**The task**: List every person named in the news article below about the Jennifer Kesse podcast.

Jennifer Kesse case podcast going viral, sparking new interest
Jennifer Kesse

By Erik von Ancken, WKMG

TAMPA -- (WKMG) -- From the corner of his guest bedroom at his home in Tampa, Shaun Gurd hosts "Unconcluded."

"A real-time investigation into the disappearance of Jennifer Kesse," is how Gurd describes it in his bi-monthly podcast.

Speaking into a basic USB microphone attached to his laptop, Gurd discusses with his partner ideas, suggestions, and potential leads in the disappearance of Jennifer Kesse.

Kesse was reported missing Jan. 24, 2006 when she didn't show up for work at Westgate Resorts in Ocoee.

Soon after, Orlando police released a surveillance video clip recorded from Huntington on the Green, an apartment complex 1.2 miles from where Kesse lived at the Mosiac at Millenia condos.

The grainy video shows a man parking Kesse's car at Huntington and walking away. He has never been identified.

In Gurd's most recent podcast, Episode 7, he played a phone interview with a woman who he and his partner believe lived at Huntington at the time when Kesse's car was abandoned.

"The woman we talked to believes she saw Jennifer on Jan. 24, which was the day before she ended up being in the news," Gurd said.

The woman said Kesse was walking with a man.

"I see this girl coming to me, 'Hi ya' doing' [she says], she was with a guy, and the guy brushed her off," said the woman in the podcast.

Gurd said if the woman is telling the truth, it would mean Kesse, not just her car, was at Huntington on the Green.

"Previously, only her car was known to be at this location, so if we can somehow place her at this location obviously it'll open up other avenues in this investigation," Gurd said. "In this particular case, we found a lot of information she gave to be credible. Now do we have any way of proving she saw Jennifer Kesse at this point? No, other than her statements."

Gurd, a fifth-grade teacher in Tampa, and his partner Scott Jamison, a college athletics teacher in Gainesville, regularly meet in Orlando to investigate potential leads, Gurd said. They'll also flesh out potential tips over the phone. They try to make sure all of the information and sources discussed in their podcast are credible.

"We don't want to air something on the podcast that's going to add to the misinformation that's already out there," Gurd said. "I think the biggest revelation that we've come across is, and this is something I was completely not expecting when we started this, is how much information that's out there about her case is just completely wrong."

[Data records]
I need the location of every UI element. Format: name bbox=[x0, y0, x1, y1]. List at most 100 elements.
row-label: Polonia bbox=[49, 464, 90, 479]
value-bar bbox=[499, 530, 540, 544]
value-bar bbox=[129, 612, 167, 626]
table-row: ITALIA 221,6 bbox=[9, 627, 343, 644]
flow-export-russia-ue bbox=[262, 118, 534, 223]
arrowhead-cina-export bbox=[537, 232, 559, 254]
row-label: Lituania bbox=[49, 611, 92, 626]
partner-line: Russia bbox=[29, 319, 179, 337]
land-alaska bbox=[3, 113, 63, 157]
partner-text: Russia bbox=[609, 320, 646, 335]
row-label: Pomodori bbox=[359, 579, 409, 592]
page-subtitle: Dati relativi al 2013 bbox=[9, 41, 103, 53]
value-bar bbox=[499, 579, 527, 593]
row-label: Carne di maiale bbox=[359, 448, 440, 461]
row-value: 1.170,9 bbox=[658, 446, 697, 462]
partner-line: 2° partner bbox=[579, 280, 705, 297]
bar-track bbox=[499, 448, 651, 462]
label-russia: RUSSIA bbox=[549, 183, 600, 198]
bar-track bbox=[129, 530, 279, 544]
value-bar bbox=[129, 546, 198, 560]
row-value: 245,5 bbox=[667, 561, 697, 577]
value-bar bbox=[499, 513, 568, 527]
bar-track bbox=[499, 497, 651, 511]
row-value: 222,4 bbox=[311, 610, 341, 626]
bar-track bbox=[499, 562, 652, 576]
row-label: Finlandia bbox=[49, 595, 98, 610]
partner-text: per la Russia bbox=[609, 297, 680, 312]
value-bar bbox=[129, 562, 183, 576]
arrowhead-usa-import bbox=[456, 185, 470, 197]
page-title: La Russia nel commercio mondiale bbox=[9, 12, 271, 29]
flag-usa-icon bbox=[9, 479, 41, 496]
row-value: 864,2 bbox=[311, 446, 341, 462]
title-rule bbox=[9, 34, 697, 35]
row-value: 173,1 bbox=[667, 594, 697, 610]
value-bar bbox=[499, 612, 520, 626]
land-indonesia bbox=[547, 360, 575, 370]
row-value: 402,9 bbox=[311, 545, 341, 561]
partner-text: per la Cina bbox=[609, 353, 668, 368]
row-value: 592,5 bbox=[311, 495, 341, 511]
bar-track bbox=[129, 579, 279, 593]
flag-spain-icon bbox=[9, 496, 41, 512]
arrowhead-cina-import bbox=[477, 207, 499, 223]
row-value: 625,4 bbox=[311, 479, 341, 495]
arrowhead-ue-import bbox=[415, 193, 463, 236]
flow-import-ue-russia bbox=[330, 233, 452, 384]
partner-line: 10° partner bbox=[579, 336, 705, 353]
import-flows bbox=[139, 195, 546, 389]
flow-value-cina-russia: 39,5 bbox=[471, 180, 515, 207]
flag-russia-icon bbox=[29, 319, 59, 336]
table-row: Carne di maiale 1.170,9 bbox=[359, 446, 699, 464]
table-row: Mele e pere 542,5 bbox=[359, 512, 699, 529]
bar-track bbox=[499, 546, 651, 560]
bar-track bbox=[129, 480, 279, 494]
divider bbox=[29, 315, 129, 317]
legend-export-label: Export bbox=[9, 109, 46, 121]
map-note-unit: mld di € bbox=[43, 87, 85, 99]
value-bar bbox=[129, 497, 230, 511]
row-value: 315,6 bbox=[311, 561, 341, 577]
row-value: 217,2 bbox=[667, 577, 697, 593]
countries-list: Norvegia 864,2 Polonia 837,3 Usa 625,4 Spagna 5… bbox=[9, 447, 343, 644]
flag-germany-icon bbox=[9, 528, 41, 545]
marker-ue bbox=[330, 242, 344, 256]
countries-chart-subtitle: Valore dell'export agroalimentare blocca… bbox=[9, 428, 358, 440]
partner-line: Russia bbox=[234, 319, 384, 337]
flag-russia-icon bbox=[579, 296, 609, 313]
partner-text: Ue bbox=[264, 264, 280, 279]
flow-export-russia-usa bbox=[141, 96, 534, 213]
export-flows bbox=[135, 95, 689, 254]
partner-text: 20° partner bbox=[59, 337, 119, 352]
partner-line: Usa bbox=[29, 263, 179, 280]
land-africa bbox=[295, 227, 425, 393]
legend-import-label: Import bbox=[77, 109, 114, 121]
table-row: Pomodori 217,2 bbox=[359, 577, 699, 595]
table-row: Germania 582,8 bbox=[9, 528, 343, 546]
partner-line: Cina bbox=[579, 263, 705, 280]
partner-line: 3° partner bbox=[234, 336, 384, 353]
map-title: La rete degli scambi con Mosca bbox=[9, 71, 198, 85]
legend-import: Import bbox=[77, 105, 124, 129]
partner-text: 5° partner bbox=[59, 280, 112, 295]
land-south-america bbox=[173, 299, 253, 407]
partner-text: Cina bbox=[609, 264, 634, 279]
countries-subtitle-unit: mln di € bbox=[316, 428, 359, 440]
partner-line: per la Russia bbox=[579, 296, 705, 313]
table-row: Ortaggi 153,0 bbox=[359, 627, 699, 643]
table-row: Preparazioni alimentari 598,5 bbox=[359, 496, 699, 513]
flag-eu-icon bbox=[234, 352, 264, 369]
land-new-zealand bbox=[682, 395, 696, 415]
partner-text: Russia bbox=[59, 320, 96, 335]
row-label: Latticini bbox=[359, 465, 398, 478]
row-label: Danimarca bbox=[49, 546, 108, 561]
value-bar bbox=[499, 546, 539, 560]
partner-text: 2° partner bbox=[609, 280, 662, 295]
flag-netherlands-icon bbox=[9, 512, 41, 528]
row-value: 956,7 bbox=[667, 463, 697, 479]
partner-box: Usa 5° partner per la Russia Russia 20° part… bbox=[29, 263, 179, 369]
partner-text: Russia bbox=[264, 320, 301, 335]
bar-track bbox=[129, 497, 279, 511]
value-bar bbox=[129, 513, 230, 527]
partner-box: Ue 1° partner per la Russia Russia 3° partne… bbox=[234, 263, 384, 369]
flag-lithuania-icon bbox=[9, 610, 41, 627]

**Response for this exercise**:
Jennifer Kesse
Erik von Ancken
Shaun Gurd
Scott Jamison